═══ Dataset extract
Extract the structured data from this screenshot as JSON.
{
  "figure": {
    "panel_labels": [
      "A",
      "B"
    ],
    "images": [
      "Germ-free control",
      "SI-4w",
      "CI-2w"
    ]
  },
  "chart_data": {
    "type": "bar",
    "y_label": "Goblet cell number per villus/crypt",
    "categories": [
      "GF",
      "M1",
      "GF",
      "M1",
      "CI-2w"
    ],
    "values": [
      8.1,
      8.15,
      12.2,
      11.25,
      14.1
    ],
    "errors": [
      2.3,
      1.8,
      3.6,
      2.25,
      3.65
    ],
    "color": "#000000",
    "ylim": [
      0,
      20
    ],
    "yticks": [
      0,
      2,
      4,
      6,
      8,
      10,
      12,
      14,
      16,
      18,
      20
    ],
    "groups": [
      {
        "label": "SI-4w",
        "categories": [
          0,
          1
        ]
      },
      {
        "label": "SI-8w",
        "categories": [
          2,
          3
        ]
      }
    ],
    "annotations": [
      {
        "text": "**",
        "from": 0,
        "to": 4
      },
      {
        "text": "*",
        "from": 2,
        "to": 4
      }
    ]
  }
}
══════
_What is expected:_
Set down the entries above again, word for word.

_Correct response:_
Extract the structured data from this screenshot as JSON.
{
  "figure": {
    "panel_labels": [
      "A",
      "B"
    ],
    "images": [
      "Germ-free control",
      "SI-4w",
      "CI-2w"
    ]
  },
  "chart_data": {
    "type": "bar",
    "y_label": "Goblet cell number per villus/crypt",
    "categories": [
      "GF",
      "M1",
      "GF",
      "M1",
      "CI-2w"
    ],
    "values": [
      8.1,
      8.15,
      12.2,
      11.25,
      14.1
    ],
    "errors": [
      2.3,
      1.8,
      3.6,
      2.25,
      3.65
    ],
    "color": "#000000",
    "ylim": [
      0,
      20
    ],
    "yticks": [
      0,
      2,
      4,
      6,
      8,
      10,
      12,
      14,
      16,
      18,
      20
    ],
    "groups": [
      {
        "label": "SI-4w",
        "categories": [
          0,
          1
        ]
      },
      {
        "label": "SI-8w",
        "categories": [
          2,
          3
        ]
      }
    ],
    "annotations": [
      {
        "text": "**",
        "from": 0,
        "to": 4
      },
      {
        "text": "*",
        "from": 2,
        "to": 4
      }
    ]
  }
}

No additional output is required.